**THE REQUEST**
Copy out the records in full, word for word, without pictures.

**MATERIAL**
====
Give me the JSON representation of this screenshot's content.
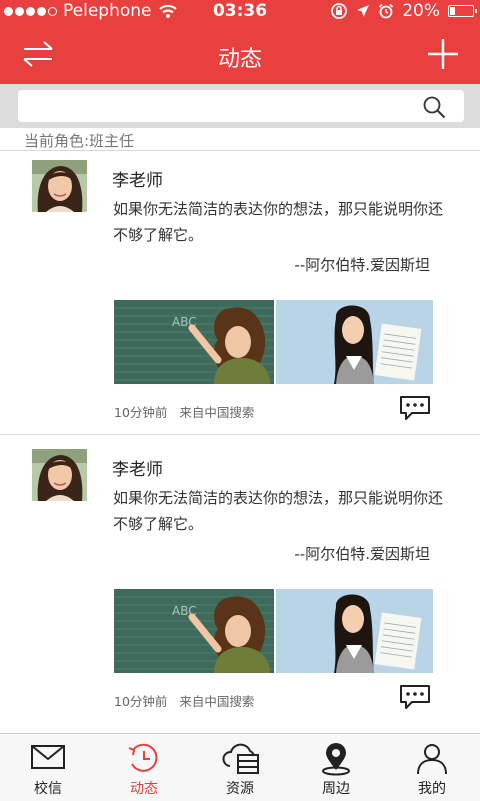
{
  "status_bar": {
    "carrier": "Pelephone",
    "time": "03:36",
    "battery": "20%",
    "battery_level": 0.2
  },
  "nav": {
    "title": "动态",
    "left_icon": "swap-arrows-icon",
    "right_icon": "plus-icon"
  },
  "search": {
    "value": "",
    "placeholder": ""
  },
  "role_label": "当前角色:班主任",
  "posts": [
    {
      "author": "李老师",
      "content": "如果你无法简洁的表达你的想法，那只能说明你还不够了解它。",
      "quote": "--阿尔伯特.爱因斯坦",
      "time": "10分钟前",
      "source": "来自中国搜索"
    },
    {
      "author": "李老师",
      "content": "如果你无法简洁的表达你的想法，那只能说明你还不够了解它。",
      "quote": "--阿尔伯特.爱因斯坦",
      "time": "10分钟前",
      "source": "来自中国搜索"
    }
  ],
  "tabs": [
    {
      "label": "校信",
      "icon": "envelope-icon"
    },
    {
      "label": "动态",
      "icon": "clock-icon",
      "active": true
    },
    {
      "label": "资源",
      "icon": "cloud-server-icon"
    },
    {
      "label": "周边",
      "icon": "location-pin-icon"
    },
    {
      "label": "我的",
      "icon": "person-icon"
    }
  ],
  "colors": {
    "accent": "#e8403e",
    "search_background": "#dcdcdc"
  }
}
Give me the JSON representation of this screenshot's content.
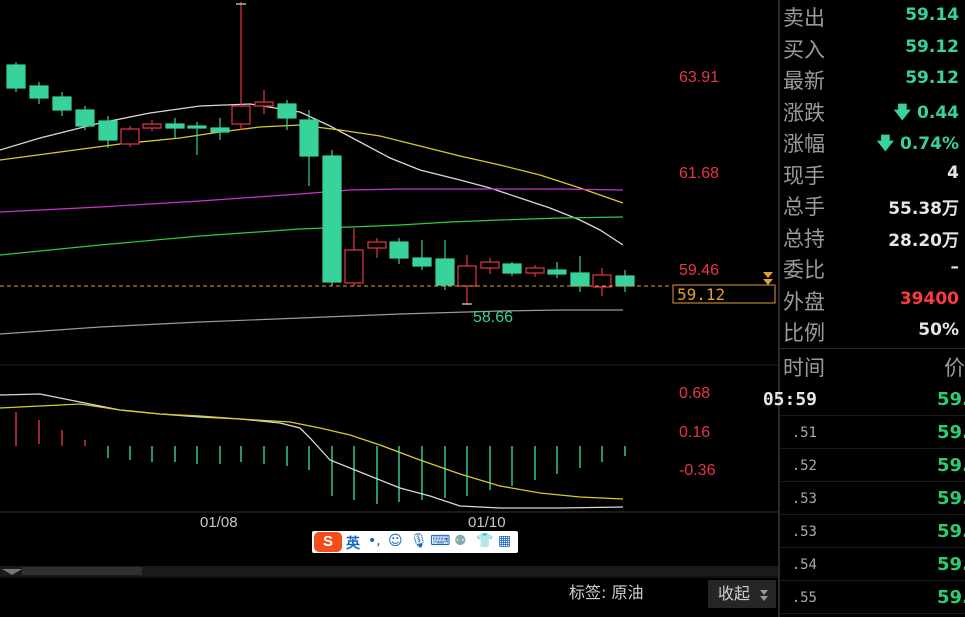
{
  "colors": {
    "up": "#e8344a",
    "down": "#37d39a",
    "ma_white": "#d8d8d8",
    "ma_yellow": "#d6cc28",
    "ma_magenta": "#cc33cc",
    "ma_green": "#2ecc40",
    "ma_gray": "#9a9a9a",
    "current_line": "#e0a030"
  },
  "chart": {
    "price_labels": [
      "63.91",
      "61.68",
      "59.46"
    ],
    "current_price_tag": "59.12",
    "low_label": "58.66",
    "macd_labels": [
      "0.68",
      "0.16",
      "-0.36"
    ],
    "date_labels": [
      "01/08",
      "01/10"
    ],
    "tag_label": "标签: 原油",
    "collapse_button": "收起"
  },
  "quote": [
    {
      "label": "卖出",
      "value": "59.14",
      "color": "#37d39a"
    },
    {
      "label": "买入",
      "value": "59.12",
      "color": "#37d39a"
    },
    {
      "label": "最新",
      "value": "59.12",
      "color": "#37d39a"
    },
    {
      "label": "涨跌",
      "value": "🡇 0.44",
      "color": "#37d39a"
    },
    {
      "label": "涨幅",
      "value": "🡇 0.74%",
      "color": "#37d39a"
    },
    {
      "label": "现手",
      "value": "4",
      "color": "#e6e6e6"
    },
    {
      "label": "总手",
      "value": "55.38万",
      "color": "#e6e6e6"
    },
    {
      "label": "总持",
      "value": "28.20万",
      "color": "#e6e6e6"
    },
    {
      "label": "委比",
      "value": "–",
      "color": "#e6e6e6"
    },
    {
      "label": "外盘",
      "value": "39400",
      "color": "#ff3b3b"
    },
    {
      "label": "比例",
      "value": "50%",
      "color": "#e6e6e6"
    }
  ],
  "ticks_header": {
    "time": "时间",
    "price": "价"
  },
  "ticks": [
    {
      "time": "05:59",
      "price": "59."
    },
    {
      "time": ".51",
      "price": "59."
    },
    {
      "time": ".52",
      "price": "59."
    },
    {
      "time": ".53",
      "price": "59."
    },
    {
      "time": ".53",
      "price": "59."
    },
    {
      "time": ".54",
      "price": "59."
    },
    {
      "time": ".55",
      "price": "59."
    }
  ],
  "ime": {
    "lang": "英"
  }
}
====
**FINISHED ANSWER**
Give me the JSON representation of this screenshot's content.
{
  "status_bar": {
    "carrier": "Pelephone",
    "time": "03:36",
    "battery": "20%",
    "battery_level": 0.2
  },
  "nav": {
    "title": "动态",
    "left_icon": "swap-arrows-icon",
    "right_icon": "plus-icon"
  },
  "search": {
    "value": "",
    "placeholder": ""
  },
  "role_label": "当前角色:班主任",
  "posts": [
    {
      "author": "李老师",
      "content": "如果你无法简洁的表达你的想法，那只能说明你还不够了解它。",
      "quote": "--阿尔伯特.爱因斯坦",
      "time": "10分钟前",
      "source": "来自中国搜索"
    },
    {
      "author": "李老师",
      "content": "如果你无法简洁的表达你的想法，那只能说明你还不够了解它。",
      "quote": "--阿尔伯特.爱因斯坦",
      "time": "10分钟前",
      "source": "来自中国搜索"
    }
  ],
  "tabs": [
    {
      "label": "校信",
      "icon": "envelope-icon"
    },
    {
      "label": "动态",
      "icon": "clock-icon",
      "active": true
    },
    {
      "label": "资源",
      "icon": "cloud-server-icon"
    },
    {
      "label": "周边",
      "icon": "location-pin-icon"
    },
    {
      "label": "我的",
      "icon": "person-icon"
    }
  ],
  "colors": {
    "accent": "#e8403e",
    "search_background": "#dcdcdc"
  }
}
Give me the JSON representation of this screenshot's content.
{
  "colors": {
    "up": "#e8344a",
    "down": "#37d39a",
    "ma_white": "#d8d8d8",
    "ma_yellow": "#d6cc28",
    "ma_magenta": "#cc33cc",
    "ma_green": "#2ecc40",
    "ma_gray": "#9a9a9a",
    "current_line": "#e0a030"
  },
  "chart": {
    "price_labels": [
      "63.91",
      "61.68",
      "59.46"
    ],
    "current_price_tag": "59.12",
    "low_label": "58.66",
    "macd_labels": [
      "0.68",
      "0.16",
      "-0.36"
    ],
    "date_labels": [
      "01/08",
      "01/10"
    ],
    "tag_label": "标签: 原油",
    "collapse_button": "收起"
  },
  "quote": [
    {
      "label": "卖出",
      "value": "59.14",
      "color": "#37d39a"
    },
    {
      "label": "买入",
      "value": "59.12",
      "color": "#37d39a"
    },
    {
      "label": "最新",
      "value": "59.12",
      "color": "#37d39a"
    },
    {
      "label": "涨跌",
      "value": "🡇 0.44",
      "color": "#37d39a"
    },
    {
      "label": "涨幅",
      "value": "🡇 0.74%",
      "color": "#37d39a"
    },
    {
      "label": "现手",
      "value": "4",
      "color": "#e6e6e6"
    },
    {
      "label": "总手",
      "value": "55.38万",
      "color": "#e6e6e6"
    },
    {
      "label": "总持",
      "value": "28.20万",
      "color": "#e6e6e6"
    },
    {
      "label": "委比",
      "value": "–",
      "color": "#e6e6e6"
    },
    {
      "label": "外盘",
      "value": "39400",
      "color": "#ff3b3b"
    },
    {
      "label": "比例",
      "value": "50%",
      "color": "#e6e6e6"
    }
  ],
  "ticks_header": {
    "time": "时间",
    "price": "价"
  },
  "ticks": [
    {
      "time": "05:59",
      "price": "59."
    },
    {
      "time": ".51",
      "price": "59."
    },
    {
      "time": ".52",
      "price": "59."
    },
    {
      "time": ".53",
      "price": "59."
    },
    {
      "time": ".53",
      "price": "59."
    },
    {
      "time": ".54",
      "price": "59."
    },
    {
      "time": ".55",
      "price": "59."
    }
  ],
  "ime": {
    "lang": "英"
  }
}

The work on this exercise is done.